- SET PROBLEM
Return the entries unchanged, starting at the line that contains "message-time-label: 16:33 xyxy=(434,365,475,381)" and ending at the line that contains "attach-button[interactable] xyxy=(342,1016,372,1052)", with both of those lines included.
◇ ◇ ◇ ◇ ◇ ◇ ◇
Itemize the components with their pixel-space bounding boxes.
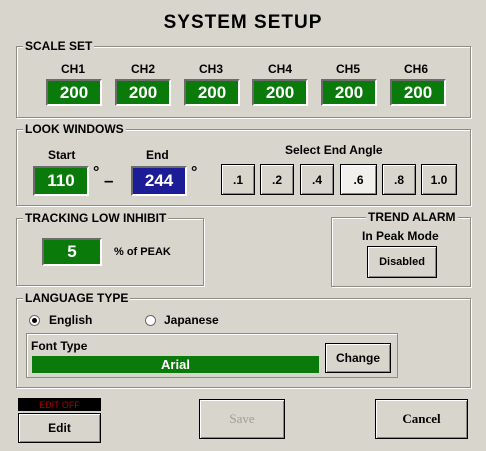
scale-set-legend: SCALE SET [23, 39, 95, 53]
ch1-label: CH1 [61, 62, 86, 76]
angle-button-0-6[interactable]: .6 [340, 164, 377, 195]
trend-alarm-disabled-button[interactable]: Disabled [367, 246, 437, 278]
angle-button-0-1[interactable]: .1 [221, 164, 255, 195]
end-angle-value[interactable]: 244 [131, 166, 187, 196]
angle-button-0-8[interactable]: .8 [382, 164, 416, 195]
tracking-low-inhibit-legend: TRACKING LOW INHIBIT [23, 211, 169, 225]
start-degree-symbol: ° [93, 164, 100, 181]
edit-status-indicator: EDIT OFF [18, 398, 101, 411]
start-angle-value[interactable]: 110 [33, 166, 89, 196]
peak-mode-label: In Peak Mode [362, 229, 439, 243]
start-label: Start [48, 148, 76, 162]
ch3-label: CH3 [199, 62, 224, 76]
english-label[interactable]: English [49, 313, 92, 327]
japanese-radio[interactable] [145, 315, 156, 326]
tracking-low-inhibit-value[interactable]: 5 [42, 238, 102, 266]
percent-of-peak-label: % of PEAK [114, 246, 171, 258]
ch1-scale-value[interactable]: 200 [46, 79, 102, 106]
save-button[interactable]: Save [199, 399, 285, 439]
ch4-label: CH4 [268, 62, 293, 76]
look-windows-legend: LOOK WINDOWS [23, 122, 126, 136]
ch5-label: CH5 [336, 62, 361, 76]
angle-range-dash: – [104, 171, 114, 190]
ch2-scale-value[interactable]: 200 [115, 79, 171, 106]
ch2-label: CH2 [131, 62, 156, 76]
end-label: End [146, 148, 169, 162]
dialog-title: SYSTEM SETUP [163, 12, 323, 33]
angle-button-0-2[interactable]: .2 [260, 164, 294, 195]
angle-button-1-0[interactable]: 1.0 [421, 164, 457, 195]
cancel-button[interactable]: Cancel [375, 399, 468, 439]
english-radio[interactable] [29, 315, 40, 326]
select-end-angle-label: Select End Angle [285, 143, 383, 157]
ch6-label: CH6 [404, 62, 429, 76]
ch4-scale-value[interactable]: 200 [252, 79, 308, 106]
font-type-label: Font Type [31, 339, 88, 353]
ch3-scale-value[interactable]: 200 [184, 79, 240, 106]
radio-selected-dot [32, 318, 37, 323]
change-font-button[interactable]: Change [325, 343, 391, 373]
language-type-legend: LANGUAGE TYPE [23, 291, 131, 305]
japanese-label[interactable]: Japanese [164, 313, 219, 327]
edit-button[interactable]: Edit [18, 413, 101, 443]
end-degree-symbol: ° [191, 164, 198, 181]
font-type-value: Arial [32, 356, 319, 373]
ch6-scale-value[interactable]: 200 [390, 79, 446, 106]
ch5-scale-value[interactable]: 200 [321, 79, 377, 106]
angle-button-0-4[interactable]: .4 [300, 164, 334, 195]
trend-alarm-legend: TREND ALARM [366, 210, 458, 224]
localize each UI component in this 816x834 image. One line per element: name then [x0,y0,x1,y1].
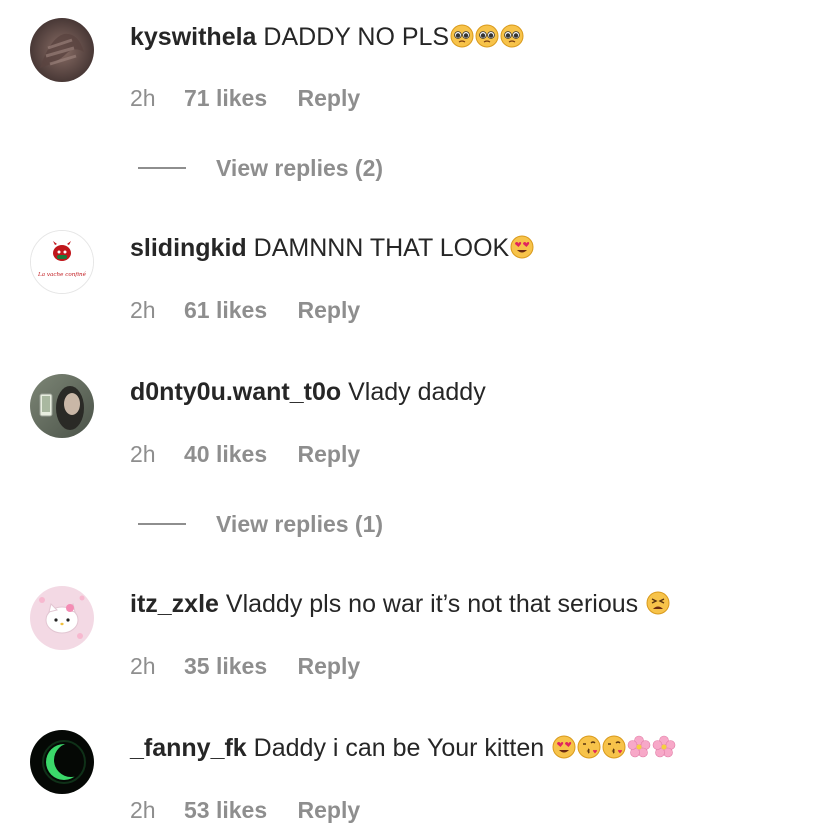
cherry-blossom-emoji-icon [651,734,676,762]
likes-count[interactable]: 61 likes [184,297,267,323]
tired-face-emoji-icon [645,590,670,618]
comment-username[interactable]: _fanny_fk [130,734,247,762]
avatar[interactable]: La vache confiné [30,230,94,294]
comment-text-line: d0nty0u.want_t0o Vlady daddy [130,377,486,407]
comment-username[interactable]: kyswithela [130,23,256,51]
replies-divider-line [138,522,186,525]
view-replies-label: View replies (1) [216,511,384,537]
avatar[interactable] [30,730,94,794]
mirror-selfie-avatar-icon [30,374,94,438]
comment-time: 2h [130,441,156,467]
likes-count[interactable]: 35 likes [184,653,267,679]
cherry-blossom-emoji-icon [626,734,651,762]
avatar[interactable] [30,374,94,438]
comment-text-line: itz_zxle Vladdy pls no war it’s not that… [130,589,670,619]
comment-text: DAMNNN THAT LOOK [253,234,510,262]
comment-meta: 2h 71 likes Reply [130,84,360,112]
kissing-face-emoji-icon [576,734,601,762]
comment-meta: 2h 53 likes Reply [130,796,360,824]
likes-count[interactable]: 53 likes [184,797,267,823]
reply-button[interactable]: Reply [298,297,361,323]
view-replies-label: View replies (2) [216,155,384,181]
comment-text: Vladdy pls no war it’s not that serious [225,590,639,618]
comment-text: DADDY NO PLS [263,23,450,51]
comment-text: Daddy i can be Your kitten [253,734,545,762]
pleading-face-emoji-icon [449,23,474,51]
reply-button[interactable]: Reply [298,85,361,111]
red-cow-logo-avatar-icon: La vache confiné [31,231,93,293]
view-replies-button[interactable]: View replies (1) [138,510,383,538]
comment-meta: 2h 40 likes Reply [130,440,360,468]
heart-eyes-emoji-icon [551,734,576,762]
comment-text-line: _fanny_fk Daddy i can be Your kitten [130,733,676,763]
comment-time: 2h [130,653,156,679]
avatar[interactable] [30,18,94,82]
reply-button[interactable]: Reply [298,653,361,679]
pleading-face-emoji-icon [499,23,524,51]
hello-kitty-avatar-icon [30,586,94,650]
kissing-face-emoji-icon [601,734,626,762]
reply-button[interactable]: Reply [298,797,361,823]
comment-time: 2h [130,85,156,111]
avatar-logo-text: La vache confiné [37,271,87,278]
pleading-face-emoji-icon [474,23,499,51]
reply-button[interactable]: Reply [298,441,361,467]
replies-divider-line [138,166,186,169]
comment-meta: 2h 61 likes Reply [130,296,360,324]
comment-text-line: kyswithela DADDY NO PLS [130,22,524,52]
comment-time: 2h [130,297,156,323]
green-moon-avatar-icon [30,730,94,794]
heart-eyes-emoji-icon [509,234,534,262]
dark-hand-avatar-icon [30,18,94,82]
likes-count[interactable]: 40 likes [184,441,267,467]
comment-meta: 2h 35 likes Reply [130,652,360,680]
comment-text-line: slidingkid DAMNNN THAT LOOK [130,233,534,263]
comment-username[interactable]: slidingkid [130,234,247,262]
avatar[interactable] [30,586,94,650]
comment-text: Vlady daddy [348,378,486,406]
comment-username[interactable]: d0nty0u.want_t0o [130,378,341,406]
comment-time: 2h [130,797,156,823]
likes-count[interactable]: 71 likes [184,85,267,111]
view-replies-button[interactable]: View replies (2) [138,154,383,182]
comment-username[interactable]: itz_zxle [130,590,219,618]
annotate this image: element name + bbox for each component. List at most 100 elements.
◇ ◇ ◇ ◇ ◇ ◇ ◇
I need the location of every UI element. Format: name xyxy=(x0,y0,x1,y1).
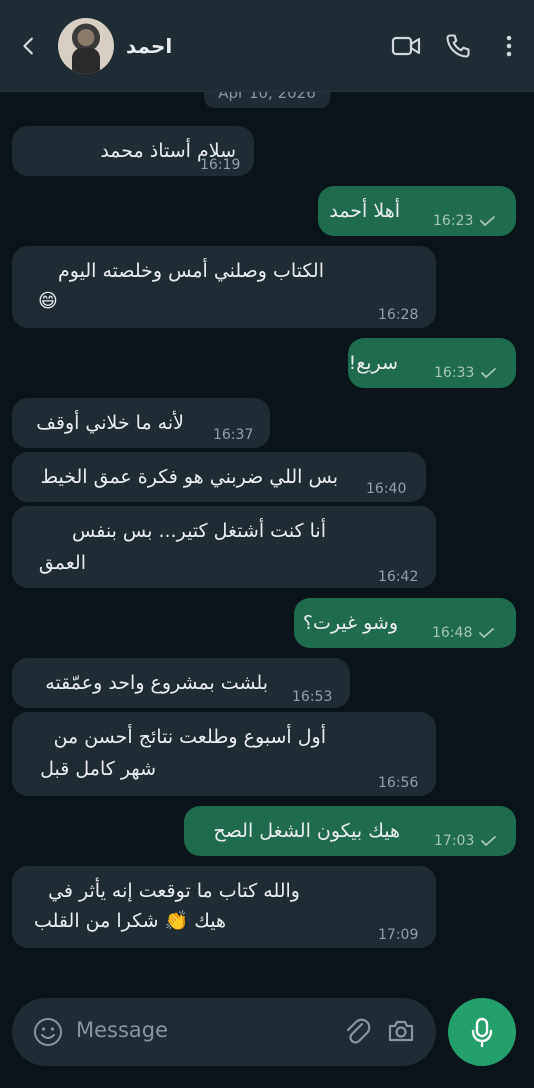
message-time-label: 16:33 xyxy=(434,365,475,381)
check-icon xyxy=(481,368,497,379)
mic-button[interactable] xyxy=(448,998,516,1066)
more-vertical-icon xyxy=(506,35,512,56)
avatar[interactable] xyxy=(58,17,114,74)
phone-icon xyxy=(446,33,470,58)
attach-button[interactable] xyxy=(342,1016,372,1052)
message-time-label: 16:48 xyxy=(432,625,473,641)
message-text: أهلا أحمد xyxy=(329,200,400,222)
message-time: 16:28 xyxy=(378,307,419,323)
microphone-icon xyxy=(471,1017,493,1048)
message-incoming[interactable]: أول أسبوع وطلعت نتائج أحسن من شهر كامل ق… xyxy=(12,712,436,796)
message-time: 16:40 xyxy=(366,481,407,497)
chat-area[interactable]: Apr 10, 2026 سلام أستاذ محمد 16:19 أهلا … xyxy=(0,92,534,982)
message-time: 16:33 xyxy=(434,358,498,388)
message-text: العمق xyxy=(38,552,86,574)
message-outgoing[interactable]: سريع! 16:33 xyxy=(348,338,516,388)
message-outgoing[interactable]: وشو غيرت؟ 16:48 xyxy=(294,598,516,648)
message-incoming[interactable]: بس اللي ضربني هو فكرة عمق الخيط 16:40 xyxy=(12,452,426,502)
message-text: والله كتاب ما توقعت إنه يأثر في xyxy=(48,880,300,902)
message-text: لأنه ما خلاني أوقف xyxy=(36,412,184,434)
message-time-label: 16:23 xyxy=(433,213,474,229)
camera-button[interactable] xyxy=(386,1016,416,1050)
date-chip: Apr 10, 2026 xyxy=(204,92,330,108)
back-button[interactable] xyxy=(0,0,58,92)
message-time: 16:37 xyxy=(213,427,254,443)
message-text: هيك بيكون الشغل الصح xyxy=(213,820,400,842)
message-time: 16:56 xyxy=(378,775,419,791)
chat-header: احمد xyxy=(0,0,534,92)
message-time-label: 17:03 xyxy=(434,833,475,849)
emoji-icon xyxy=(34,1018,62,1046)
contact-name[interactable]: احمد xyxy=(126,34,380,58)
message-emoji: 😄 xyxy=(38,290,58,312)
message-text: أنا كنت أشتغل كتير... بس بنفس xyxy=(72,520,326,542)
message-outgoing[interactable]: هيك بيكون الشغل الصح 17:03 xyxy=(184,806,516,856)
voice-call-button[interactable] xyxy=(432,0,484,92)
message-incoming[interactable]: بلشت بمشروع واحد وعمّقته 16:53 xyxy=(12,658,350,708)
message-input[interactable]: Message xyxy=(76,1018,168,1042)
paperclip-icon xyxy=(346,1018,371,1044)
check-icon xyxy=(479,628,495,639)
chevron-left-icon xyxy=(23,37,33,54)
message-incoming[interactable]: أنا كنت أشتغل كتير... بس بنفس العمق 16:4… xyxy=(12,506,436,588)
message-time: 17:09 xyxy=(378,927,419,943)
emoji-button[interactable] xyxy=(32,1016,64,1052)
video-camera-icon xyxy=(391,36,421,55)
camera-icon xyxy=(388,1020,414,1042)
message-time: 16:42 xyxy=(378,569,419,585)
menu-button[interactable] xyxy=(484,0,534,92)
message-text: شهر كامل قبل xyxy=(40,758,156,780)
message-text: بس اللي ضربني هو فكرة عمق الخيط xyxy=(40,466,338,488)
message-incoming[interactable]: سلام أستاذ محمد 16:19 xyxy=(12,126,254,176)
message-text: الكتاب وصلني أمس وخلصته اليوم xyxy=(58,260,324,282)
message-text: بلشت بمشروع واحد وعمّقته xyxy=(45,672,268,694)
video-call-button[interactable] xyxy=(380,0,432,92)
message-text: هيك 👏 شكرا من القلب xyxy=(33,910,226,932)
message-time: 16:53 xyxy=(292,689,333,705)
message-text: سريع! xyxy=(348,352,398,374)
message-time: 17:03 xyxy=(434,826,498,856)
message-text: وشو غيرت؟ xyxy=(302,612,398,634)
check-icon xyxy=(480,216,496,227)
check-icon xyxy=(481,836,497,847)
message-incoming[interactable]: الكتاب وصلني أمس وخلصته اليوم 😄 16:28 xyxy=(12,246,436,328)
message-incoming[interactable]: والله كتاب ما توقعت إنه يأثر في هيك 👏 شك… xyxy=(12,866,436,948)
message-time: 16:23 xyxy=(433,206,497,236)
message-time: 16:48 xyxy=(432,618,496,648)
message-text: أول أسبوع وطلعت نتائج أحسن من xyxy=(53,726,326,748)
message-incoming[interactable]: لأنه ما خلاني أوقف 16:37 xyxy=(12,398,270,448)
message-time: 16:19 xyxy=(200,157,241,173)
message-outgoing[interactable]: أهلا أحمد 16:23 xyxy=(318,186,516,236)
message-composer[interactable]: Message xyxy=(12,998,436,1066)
◇ ◇ ◇ ◇ ◇ ◇ ◇
- EXERCISE RESPONSE
message-time-label: 16:33 xyxy=(434,365,475,381)
check-icon xyxy=(481,368,497,379)
mic-button[interactable] xyxy=(448,998,516,1066)
more-vertical-icon xyxy=(506,35,512,56)
avatar[interactable] xyxy=(58,17,114,74)
phone-icon xyxy=(446,33,470,58)
attach-button[interactable] xyxy=(342,1016,372,1052)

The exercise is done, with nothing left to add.